» Supplied records

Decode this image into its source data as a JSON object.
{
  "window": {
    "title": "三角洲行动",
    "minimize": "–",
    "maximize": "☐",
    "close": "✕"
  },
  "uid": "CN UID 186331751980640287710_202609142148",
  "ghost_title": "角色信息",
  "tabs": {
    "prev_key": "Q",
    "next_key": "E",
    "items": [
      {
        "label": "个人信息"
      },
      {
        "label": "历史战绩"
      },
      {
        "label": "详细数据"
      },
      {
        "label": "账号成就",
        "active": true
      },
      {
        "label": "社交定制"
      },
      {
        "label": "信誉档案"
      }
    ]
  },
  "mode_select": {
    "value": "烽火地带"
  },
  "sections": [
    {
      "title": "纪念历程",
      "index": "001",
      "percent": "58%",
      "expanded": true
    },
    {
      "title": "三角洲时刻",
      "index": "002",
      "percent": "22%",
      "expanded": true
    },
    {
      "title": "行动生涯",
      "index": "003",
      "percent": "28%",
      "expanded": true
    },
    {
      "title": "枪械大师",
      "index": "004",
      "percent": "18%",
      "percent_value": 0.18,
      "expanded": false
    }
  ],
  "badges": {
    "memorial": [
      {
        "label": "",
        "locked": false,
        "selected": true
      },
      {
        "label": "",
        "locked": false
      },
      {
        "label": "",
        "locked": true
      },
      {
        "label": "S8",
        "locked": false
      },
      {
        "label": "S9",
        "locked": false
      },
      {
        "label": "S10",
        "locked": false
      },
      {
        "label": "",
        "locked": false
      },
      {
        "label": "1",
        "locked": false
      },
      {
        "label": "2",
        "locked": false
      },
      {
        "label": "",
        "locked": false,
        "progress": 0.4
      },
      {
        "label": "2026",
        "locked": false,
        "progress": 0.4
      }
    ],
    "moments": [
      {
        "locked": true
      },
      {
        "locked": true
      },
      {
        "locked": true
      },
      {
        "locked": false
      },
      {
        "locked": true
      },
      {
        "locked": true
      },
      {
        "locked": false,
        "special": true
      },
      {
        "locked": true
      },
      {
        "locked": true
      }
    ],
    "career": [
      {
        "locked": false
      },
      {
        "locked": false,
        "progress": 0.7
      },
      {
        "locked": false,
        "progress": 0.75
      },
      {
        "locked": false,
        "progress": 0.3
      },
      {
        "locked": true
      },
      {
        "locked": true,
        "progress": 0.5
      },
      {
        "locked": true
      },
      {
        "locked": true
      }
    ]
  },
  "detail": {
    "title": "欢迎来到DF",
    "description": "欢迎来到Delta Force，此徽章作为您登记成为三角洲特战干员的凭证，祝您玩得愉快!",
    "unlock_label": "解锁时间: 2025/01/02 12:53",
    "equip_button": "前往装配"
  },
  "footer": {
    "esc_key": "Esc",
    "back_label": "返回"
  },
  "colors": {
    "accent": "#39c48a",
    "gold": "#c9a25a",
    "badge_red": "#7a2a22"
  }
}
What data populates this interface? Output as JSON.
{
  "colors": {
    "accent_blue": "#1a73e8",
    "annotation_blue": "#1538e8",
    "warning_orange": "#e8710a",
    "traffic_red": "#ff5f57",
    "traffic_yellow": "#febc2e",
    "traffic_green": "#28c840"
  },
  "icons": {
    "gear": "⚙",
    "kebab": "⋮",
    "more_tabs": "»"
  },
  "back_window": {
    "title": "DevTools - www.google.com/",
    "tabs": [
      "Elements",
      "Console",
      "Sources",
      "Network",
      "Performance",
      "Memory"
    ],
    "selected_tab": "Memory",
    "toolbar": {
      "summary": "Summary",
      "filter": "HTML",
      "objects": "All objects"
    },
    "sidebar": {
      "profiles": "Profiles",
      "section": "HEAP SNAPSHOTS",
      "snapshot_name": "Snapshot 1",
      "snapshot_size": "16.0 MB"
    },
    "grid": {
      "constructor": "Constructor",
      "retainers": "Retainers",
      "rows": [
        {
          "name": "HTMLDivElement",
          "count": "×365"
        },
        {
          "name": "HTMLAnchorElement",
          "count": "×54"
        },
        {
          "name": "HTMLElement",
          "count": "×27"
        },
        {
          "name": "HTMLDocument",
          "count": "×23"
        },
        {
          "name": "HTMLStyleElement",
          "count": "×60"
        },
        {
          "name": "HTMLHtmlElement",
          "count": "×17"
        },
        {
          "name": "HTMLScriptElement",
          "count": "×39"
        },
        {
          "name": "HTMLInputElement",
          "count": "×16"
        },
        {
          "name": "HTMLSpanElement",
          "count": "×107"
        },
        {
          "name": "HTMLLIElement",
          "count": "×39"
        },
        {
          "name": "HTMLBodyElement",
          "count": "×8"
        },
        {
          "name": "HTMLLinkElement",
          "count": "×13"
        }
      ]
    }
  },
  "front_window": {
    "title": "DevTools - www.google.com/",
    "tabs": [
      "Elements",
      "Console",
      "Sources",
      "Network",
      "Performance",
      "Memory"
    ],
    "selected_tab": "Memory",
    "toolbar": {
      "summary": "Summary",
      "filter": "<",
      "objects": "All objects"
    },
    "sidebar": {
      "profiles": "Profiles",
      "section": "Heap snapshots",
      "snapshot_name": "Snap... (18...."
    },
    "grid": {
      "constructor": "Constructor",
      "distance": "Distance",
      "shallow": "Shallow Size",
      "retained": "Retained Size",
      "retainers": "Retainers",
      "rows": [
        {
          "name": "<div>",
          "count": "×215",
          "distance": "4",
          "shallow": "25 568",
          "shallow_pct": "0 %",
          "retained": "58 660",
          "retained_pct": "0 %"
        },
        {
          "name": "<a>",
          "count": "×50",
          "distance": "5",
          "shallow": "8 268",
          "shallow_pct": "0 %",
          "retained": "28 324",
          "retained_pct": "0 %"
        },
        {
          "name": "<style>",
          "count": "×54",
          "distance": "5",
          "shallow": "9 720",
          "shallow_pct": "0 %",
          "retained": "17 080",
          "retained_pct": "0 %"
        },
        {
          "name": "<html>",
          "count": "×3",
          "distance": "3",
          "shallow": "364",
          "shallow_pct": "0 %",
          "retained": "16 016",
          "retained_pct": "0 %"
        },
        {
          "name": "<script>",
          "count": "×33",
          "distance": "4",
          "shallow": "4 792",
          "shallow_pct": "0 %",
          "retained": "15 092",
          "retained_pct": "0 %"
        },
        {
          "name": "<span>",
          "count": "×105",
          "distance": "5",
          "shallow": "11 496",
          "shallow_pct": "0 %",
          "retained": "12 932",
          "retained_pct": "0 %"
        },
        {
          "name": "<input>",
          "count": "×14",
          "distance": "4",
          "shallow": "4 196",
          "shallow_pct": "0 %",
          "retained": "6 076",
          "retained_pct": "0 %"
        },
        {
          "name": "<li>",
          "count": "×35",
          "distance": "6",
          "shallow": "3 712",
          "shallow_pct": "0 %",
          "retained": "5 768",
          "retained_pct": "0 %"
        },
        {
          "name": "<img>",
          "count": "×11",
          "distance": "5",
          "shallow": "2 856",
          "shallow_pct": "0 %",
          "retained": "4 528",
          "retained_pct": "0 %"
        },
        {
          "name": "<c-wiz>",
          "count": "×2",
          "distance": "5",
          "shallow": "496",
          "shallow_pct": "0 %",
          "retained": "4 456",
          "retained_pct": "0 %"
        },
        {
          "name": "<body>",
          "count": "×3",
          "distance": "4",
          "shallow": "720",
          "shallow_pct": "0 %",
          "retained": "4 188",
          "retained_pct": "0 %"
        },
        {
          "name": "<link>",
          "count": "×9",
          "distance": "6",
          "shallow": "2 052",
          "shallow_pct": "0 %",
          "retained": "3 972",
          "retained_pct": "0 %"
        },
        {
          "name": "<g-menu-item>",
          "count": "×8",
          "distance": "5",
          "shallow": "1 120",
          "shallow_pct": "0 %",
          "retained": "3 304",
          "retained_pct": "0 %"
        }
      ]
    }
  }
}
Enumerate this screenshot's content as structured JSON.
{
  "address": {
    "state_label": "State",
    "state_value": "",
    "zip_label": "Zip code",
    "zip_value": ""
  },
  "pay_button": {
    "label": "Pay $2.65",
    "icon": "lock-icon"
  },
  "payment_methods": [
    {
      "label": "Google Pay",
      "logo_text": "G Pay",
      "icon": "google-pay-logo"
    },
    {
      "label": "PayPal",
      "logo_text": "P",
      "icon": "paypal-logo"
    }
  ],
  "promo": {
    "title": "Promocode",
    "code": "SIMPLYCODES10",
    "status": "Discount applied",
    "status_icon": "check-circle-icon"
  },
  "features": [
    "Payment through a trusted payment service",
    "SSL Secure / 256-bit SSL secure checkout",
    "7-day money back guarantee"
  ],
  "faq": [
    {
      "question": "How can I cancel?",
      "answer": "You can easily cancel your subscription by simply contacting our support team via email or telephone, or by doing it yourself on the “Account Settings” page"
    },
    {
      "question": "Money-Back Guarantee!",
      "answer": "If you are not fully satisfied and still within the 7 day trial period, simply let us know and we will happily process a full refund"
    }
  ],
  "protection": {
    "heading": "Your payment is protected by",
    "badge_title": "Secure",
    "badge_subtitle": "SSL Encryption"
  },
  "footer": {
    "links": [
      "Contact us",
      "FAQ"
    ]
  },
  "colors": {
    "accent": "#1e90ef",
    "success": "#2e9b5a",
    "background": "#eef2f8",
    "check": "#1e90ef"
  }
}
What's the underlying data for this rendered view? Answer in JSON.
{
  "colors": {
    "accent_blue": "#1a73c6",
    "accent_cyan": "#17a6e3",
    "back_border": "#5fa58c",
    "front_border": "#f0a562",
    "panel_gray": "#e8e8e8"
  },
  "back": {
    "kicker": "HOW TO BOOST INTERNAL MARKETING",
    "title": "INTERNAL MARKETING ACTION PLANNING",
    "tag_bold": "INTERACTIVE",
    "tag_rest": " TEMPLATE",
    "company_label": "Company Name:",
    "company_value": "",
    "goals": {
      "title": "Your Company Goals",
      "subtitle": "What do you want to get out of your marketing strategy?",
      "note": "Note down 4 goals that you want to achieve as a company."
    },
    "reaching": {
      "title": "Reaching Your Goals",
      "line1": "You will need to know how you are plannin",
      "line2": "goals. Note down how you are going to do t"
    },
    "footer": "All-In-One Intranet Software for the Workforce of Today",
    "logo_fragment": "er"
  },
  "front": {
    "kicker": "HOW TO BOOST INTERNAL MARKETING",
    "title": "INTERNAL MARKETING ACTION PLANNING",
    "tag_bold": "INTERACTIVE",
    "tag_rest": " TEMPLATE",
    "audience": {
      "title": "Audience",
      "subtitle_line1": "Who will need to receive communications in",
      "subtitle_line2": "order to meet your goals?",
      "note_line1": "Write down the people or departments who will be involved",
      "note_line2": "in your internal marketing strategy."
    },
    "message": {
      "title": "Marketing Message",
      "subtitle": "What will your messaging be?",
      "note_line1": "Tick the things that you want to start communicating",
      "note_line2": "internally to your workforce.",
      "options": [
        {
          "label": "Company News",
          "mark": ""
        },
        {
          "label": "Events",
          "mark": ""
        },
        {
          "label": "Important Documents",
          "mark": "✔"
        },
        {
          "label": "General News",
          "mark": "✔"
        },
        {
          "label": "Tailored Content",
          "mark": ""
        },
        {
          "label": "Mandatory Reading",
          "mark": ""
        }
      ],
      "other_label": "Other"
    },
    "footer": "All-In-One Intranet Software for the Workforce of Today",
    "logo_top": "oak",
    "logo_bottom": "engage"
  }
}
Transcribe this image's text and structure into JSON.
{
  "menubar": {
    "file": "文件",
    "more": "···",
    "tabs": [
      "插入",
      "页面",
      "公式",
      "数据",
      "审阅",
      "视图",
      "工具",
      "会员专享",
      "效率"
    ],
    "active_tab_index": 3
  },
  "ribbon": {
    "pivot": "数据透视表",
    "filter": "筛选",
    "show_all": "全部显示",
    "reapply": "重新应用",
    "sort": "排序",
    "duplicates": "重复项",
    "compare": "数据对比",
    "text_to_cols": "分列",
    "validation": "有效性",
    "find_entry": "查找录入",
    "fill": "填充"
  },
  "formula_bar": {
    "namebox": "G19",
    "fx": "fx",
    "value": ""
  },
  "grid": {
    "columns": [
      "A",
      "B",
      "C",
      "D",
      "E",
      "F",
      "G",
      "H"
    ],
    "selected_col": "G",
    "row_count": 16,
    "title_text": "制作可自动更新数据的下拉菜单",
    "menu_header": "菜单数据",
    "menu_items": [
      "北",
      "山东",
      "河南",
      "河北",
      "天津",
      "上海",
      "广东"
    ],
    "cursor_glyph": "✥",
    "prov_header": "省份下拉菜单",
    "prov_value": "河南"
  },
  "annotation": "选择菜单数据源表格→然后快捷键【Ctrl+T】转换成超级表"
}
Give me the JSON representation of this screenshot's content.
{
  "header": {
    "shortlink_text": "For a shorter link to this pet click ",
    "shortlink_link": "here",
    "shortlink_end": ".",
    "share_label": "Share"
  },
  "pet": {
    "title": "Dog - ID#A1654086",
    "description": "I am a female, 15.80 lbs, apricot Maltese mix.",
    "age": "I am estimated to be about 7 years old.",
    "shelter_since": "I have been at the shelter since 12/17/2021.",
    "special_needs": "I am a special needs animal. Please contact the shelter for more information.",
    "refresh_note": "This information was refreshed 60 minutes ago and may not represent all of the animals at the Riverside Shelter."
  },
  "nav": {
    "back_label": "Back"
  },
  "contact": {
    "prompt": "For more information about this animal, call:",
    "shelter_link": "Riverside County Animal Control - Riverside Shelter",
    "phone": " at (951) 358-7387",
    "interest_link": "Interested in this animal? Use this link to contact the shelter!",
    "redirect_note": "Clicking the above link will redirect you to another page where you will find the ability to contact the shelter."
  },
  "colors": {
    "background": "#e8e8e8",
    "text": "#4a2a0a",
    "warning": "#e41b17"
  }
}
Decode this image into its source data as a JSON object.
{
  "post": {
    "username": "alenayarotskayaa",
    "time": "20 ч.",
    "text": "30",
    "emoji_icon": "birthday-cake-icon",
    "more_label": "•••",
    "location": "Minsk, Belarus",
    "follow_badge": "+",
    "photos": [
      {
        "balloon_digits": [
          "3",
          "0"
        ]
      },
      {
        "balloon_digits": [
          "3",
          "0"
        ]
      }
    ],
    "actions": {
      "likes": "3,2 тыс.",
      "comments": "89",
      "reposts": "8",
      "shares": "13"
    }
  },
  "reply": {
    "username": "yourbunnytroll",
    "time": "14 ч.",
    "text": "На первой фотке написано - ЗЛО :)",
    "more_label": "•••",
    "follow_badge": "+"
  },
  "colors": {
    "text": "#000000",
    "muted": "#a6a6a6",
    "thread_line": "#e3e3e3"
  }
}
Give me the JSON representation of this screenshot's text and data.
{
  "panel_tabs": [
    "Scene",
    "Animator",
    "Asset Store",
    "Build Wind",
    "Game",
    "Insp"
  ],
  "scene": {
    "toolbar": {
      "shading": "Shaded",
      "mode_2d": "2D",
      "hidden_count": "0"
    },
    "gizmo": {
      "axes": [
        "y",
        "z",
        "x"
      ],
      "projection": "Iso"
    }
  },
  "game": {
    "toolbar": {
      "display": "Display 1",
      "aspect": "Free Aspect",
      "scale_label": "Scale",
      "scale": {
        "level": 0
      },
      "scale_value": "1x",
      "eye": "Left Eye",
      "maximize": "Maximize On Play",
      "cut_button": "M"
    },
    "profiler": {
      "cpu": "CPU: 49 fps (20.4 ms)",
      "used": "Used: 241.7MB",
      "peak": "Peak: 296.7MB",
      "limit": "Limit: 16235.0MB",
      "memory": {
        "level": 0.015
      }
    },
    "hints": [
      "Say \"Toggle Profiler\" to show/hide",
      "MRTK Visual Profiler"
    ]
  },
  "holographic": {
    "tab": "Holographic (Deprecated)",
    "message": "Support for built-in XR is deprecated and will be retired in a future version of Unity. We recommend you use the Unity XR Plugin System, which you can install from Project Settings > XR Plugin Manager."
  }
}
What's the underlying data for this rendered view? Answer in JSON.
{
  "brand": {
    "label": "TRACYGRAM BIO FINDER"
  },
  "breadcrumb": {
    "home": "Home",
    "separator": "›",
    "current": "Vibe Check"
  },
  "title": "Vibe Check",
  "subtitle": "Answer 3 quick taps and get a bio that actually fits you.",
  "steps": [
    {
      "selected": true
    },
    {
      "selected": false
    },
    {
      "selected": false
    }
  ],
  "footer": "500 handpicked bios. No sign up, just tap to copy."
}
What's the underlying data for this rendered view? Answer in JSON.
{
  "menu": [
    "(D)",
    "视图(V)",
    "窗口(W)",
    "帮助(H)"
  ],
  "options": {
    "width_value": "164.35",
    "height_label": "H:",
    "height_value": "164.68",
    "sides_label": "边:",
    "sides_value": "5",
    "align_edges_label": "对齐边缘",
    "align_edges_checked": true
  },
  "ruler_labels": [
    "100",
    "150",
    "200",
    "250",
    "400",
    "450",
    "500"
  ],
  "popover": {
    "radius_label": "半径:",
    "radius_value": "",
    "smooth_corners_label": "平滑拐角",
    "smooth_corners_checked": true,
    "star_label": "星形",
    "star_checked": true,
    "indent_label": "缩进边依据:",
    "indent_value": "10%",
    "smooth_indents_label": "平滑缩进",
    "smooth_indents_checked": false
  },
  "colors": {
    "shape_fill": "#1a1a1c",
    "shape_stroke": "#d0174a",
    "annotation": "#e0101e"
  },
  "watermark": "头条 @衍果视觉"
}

» Aim of the exercise
Find the word "strategy" in the material, then list each line that holds it.

» Right answer
      "subtitle": "What do you want to get out of your marketing strategy?",
      "note_line2": "in your internal marketing strategy."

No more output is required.